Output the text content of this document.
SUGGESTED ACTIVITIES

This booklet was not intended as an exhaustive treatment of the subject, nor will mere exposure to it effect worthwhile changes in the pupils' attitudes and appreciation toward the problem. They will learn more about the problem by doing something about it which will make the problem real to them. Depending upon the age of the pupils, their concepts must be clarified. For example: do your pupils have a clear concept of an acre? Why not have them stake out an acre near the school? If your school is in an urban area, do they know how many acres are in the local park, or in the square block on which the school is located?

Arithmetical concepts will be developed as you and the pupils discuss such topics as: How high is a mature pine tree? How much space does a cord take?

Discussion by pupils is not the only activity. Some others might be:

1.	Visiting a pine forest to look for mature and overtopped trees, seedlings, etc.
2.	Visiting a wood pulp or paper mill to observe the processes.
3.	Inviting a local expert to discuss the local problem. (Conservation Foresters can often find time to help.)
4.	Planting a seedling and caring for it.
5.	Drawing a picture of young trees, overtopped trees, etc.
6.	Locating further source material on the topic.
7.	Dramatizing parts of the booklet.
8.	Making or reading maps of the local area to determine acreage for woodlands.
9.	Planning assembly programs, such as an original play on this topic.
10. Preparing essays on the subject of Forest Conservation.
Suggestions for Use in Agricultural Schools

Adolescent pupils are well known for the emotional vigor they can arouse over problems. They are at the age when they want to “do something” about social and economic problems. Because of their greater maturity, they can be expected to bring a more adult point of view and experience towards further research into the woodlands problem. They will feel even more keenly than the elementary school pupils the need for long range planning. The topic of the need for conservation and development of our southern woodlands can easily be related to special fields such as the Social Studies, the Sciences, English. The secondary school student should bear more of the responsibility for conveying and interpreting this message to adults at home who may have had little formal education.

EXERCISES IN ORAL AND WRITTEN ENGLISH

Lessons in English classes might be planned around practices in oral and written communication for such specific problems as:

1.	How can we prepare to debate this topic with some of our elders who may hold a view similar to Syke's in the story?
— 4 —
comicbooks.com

==================================================

● To be done: Search the records for the word "further", then list every line that has it.

● The response:
6.	Locating further source material on the topic.
Adolescent pupils are well known for the emotional vigor they can arouse over problems. They are at the age when they want to “do something” about social and economic problems. Because of their greater maturity, they can be expected to bring a more adult point of view and experience towards further research into the woodlands problem. They will feel even more keenly than the elementary school pupils the need for long range planning. The topic of the need for conservation and development of our southern woodlands can easily be related to special fields such as the Social Studies, the Sciences, English. The secondary school student should bear more of the responsibility for conveying and interpreting this message to adults at home who may have had little formal education.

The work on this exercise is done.